What to do:
All of the entries below should be printed exactly; the pictures are to be left out.
--- START ---
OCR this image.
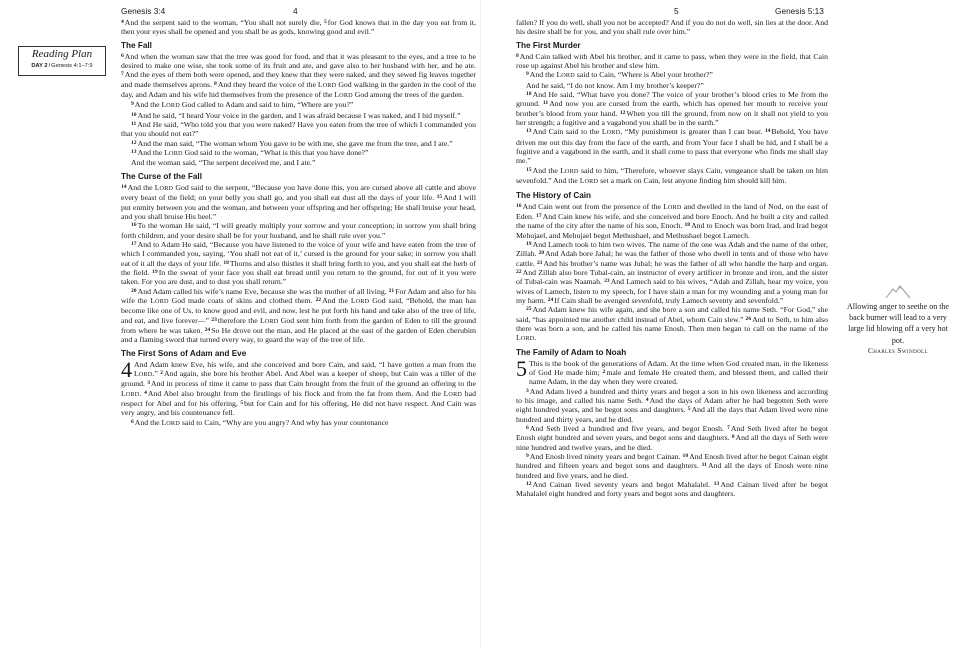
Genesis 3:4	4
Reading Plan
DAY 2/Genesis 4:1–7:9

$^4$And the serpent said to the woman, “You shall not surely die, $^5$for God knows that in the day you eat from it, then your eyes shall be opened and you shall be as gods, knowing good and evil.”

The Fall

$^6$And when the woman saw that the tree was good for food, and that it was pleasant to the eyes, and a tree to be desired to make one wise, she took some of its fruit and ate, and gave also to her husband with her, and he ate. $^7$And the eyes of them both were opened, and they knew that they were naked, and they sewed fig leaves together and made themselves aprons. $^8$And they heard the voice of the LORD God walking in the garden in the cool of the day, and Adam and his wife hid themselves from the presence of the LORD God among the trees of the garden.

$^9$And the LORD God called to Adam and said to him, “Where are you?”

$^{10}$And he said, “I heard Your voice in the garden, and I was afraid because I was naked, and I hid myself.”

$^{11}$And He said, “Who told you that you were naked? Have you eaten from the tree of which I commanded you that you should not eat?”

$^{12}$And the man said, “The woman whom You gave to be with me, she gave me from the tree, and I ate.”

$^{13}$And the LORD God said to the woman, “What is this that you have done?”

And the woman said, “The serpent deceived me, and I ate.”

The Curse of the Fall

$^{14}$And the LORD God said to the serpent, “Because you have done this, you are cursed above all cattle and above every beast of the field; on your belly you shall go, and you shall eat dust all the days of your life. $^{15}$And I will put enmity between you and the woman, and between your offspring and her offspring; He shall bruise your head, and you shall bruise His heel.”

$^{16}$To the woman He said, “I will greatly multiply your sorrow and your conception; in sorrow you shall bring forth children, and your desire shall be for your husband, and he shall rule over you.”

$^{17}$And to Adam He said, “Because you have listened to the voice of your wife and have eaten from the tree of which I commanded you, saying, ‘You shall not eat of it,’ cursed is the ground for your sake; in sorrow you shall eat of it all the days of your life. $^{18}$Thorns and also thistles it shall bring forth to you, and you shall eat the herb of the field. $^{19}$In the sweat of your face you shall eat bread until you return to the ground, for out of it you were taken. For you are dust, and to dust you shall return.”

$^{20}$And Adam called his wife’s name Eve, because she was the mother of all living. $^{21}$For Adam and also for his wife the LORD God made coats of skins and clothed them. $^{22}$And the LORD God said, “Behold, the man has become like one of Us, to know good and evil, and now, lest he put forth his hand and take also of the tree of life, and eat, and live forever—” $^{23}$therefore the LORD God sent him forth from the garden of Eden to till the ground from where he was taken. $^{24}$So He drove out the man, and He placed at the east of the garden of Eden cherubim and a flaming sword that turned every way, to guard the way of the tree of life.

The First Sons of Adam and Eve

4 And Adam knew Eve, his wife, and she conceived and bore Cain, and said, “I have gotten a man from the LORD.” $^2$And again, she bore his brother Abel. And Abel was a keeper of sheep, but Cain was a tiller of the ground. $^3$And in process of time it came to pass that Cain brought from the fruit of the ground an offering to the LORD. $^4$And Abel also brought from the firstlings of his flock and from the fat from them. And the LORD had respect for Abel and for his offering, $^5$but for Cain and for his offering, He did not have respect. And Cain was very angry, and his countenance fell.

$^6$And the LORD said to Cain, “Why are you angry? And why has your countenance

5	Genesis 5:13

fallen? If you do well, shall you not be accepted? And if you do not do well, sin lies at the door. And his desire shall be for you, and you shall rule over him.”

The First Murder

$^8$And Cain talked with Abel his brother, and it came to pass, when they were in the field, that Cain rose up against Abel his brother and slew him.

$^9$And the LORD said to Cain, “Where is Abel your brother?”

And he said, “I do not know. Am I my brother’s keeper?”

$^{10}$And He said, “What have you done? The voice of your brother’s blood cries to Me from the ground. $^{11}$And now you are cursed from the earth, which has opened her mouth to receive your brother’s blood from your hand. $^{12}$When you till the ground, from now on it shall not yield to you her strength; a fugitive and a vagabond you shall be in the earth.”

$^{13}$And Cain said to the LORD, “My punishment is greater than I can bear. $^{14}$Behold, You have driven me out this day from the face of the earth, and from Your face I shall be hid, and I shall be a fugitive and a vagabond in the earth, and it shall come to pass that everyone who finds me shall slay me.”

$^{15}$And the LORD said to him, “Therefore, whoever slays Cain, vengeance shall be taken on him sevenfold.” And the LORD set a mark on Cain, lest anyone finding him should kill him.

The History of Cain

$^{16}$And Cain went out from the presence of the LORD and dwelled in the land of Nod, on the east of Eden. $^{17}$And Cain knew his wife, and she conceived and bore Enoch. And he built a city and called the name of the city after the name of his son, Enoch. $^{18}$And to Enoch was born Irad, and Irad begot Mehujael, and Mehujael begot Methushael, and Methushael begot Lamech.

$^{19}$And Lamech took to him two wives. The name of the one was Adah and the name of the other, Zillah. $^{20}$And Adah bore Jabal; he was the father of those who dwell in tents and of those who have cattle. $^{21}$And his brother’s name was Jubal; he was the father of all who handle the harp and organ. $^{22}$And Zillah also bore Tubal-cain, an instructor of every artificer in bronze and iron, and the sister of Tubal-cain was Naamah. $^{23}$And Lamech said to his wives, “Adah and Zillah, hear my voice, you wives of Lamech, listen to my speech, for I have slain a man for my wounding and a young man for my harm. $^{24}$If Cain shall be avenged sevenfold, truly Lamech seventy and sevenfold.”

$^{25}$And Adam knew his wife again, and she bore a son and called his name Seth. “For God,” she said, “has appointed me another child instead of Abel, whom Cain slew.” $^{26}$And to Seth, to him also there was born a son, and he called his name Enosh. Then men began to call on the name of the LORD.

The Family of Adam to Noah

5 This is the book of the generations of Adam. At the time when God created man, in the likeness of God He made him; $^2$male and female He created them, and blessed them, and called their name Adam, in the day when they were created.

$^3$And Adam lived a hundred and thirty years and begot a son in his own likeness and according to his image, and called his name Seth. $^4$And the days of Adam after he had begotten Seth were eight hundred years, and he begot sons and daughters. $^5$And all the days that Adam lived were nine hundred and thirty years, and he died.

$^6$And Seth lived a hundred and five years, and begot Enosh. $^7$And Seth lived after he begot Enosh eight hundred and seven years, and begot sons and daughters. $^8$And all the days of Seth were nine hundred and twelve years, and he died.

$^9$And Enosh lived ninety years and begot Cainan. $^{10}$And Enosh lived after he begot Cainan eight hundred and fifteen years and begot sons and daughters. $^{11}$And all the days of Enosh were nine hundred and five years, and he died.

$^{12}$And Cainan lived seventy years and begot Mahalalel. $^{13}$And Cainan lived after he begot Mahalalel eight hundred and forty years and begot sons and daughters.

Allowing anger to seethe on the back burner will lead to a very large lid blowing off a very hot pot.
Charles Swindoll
--- END ---
Answer for the task:
OCR this image.
Genesis 3:4	4
Reading Plan
DAY 2/Genesis 4:1–7:9

$^4$And the serpent said to the woman, “You shall not surely die, $^5$for God knows that in the day you eat from it, then your eyes shall be opened and you shall be as gods, knowing good and evil.”

The Fall

$^6$And when the woman saw that the tree was good for food, and that it was pleasant to the eyes, and a tree to be desired to make one wise, she took some of its fruit and ate, and gave also to her husband with her, and he ate. $^7$And the eyes of them both were opened, and they knew that they were naked, and they sewed fig leaves together and made themselves aprons. $^8$And they heard the voice of the LORD God walking in the garden in the cool of the day, and Adam and his wife hid themselves from the presence of the LORD God among the trees of the garden.

$^9$And the LORD God called to Adam and said to him, “Where are you?”

$^{10}$And he said, “I heard Your voice in the garden, and I was afraid because I was naked, and I hid myself.”

$^{11}$And He said, “Who told you that you were naked? Have you eaten from the tree of which I commanded you that you should not eat?”

$^{12}$And the man said, “The woman whom You gave to be with me, she gave me from the tree, and I ate.”

$^{13}$And the LORD God said to the woman, “What is this that you have done?”

And the woman said, “The serpent deceived me, and I ate.”

The Curse of the Fall

$^{14}$And the LORD God said to the serpent, “Because you have done this, you are cursed above all cattle and above every beast of the field; on your belly you shall go, and you shall eat dust all the days of your life. $^{15}$And I will put enmity between you and the woman, and between your offspring and her offspring; He shall bruise your head, and you shall bruise His heel.”

$^{16}$To the woman He said, “I will greatly multiply your sorrow and your conception; in sorrow you shall bring forth children, and your desire shall be for your husband, and he shall rule over you.”

$^{17}$And to Adam He said, “Because you have listened to the voice of your wife and have eaten from the tree of which I commanded you, saying, ‘You shall not eat of it,’ cursed is the ground for your sake; in sorrow you shall eat of it all the days of your life. $^{18}$Thorns and also thistles it shall bring forth to you, and you shall eat the herb of the field. $^{19}$In the sweat of your face you shall eat bread until you return to the ground, for out of it you were taken. For you are dust, and to dust you shall return.”

$^{20}$And Adam called his wife’s name Eve, because she was the mother of all living. $^{21}$For Adam and also for his wife the LORD God made coats of skins and clothed them. $^{22}$And the LORD God said, “Behold, the man has become like one of Us, to know good and evil, and now, lest he put forth his hand and take also of the tree of life, and eat, and live forever—” $^{23}$therefore the LORD God sent him forth from the garden of Eden to till the ground from where he was taken. $^{24}$So He drove out the man, and He placed at the east of the garden of Eden cherubim and a flaming sword that turned every way, to guard the way of the tree of life.

The First Sons of Adam and Eve

4 And Adam knew Eve, his wife, and she conceived and bore Cain, and said, “I have gotten a man from the LORD.” $^2$And again, she bore his brother Abel. And Abel was a keeper of sheep, but Cain was a tiller of the ground. $^3$And in process of time it came to pass that Cain brought from the fruit of the ground an offering to the LORD. $^4$And Abel also brought from the firstlings of his flock and from the fat from them. And the LORD had respect for Abel and for his offering, $^5$but for Cain and for his offering, He did not have respect. And Cain was very angry, and his countenance fell.

$^6$And the LORD said to Cain, “Why are you angry? And why has your countenance

5	Genesis 5:13

fallen? If you do well, shall you not be accepted? And if you do not do well, sin lies at the door. And his desire shall be for you, and you shall rule over him.”

The First Murder

$^8$And Cain talked with Abel his brother, and it came to pass, when they were in the field, that Cain rose up against Abel his brother and slew him.

$^9$And the LORD said to Cain, “Where is Abel your brother?”

And he said, “I do not know. Am I my brother’s keeper?”

$^{10}$And He said, “What have you done? The voice of your brother’s blood cries to Me from the ground. $^{11}$And now you are cursed from the earth, which has opened her mouth to receive your brother’s blood from your hand. $^{12}$When you till the ground, from now on it shall not yield to you her strength; a fugitive and a vagabond you shall be in the earth.”

$^{13}$And Cain said to the LORD, “My punishment is greater than I can bear. $^{14}$Behold, You have driven me out this day from the face of the earth, and from Your face I shall be hid, and I shall be a fugitive and a vagabond in the earth, and it shall come to pass that everyone who finds me shall slay me.”

$^{15}$And the LORD said to him, “Therefore, whoever slays Cain, vengeance shall be taken on him sevenfold.” And the LORD set a mark on Cain, lest anyone finding him should kill him.

The History of Cain

$^{16}$And Cain went out from the presence of the LORD and dwelled in the land of Nod, on the east of Eden. $^{17}$And Cain knew his wife, and she conceived and bore Enoch. And he built a city and called the name of the city after the name of his son, Enoch. $^{18}$And to Enoch was born Irad, and Irad begot Mehujael, and Mehujael begot Methushael, and Methushael begot Lamech.

$^{19}$And Lamech took to him two wives. The name of the one was Adah and the name of the other, Zillah. $^{20}$And Adah bore Jabal; he was the father of those who dwell in tents and of those who have cattle. $^{21}$And his brother’s name was Jubal; he was the father of all who handle the harp and organ. $^{22}$And Zillah also bore Tubal-cain, an instructor of every artificer in bronze and iron, and the sister of Tubal-cain was Naamah. $^{23}$And Lamech said to his wives, “Adah and Zillah, hear my voice, you wives of Lamech, listen to my speech, for I have slain a man for my wounding and a young man for my harm. $^{24}$If Cain shall be avenged sevenfold, truly Lamech seventy and sevenfold.”

$^{25}$And Adam knew his wife again, and she bore a son and called his name Seth. “For God,” she said, “has appointed me another child instead of Abel, whom Cain slew.” $^{26}$And to Seth, to him also there was born a son, and he called his name Enosh. Then men began to call on the name of the LORD.

The Family of Adam to Noah

5 This is the book of the generations of Adam. At the time when God created man, in the likeness of God He made him; $^2$male and female He created them, and blessed them, and called their name Adam, in the day when they were created.

$^3$And Adam lived a hundred and thirty years and begot a son in his own likeness and according to his image, and called his name Seth. $^4$And the days of Adam after he had begotten Seth were eight hundred years, and he begot sons and daughters. $^5$And all the days that Adam lived were nine hundred and thirty years, and he died.

$^6$And Seth lived a hundred and five years, and begot Enosh. $^7$And Seth lived after he begot Enosh eight hundred and seven years, and begot sons and daughters. $^8$And all the days of Seth were nine hundred and twelve years, and he died.

$^9$And Enosh lived ninety years and begot Cainan. $^{10}$And Enosh lived after he begot Cainan eight hundred and fifteen years and begot sons and daughters. $^{11}$And all the days of Enosh were nine hundred and five years, and he died.

$^{12}$And Cainan lived seventy years and begot Mahalalel. $^{13}$And Cainan lived after he begot Mahalalel eight hundred and forty years and begot sons and daughters.

Allowing anger to seethe on the back burner will lead to a very large lid blowing off a very hot pot.
Charles Swindoll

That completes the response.